What is asked: Without further comment, state how many lines in the listing below contain the word "Pulav".

** begin **

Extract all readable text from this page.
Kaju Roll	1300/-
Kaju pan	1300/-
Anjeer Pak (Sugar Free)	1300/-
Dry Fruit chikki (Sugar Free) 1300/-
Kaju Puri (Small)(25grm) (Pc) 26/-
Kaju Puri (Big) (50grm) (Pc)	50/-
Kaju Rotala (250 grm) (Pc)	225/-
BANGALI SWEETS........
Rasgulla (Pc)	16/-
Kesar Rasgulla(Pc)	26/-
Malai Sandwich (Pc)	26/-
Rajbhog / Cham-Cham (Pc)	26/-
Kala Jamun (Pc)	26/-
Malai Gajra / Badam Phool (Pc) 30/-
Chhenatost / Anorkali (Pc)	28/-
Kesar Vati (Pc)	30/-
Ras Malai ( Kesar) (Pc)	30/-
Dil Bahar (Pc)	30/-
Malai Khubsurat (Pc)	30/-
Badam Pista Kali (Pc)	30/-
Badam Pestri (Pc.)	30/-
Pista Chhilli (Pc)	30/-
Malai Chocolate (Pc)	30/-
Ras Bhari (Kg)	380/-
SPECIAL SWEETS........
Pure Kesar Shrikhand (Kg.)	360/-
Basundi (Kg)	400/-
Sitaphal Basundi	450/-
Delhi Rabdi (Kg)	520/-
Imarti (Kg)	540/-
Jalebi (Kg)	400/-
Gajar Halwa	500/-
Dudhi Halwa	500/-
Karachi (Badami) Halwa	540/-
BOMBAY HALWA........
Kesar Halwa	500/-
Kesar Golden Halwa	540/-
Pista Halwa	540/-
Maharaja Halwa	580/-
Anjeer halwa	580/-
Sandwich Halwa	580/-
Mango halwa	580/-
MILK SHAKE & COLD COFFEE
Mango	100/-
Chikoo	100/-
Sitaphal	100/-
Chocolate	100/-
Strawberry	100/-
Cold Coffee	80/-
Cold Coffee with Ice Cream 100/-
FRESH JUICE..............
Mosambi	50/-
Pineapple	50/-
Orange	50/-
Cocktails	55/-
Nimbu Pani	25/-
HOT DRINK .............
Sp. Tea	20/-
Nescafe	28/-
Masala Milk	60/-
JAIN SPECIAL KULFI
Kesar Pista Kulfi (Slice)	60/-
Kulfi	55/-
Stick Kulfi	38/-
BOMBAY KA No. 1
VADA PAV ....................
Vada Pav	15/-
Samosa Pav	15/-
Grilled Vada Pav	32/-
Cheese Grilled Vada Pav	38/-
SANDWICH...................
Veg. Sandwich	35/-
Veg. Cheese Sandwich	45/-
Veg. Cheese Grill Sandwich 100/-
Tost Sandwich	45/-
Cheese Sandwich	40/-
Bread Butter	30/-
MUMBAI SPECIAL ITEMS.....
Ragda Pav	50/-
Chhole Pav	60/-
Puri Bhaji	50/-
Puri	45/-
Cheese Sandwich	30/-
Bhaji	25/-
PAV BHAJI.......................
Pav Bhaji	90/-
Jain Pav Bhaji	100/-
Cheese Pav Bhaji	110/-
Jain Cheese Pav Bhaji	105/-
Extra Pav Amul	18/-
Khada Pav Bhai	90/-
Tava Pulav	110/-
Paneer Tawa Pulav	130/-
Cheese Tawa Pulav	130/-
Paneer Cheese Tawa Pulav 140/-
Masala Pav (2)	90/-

** end **

Result: 4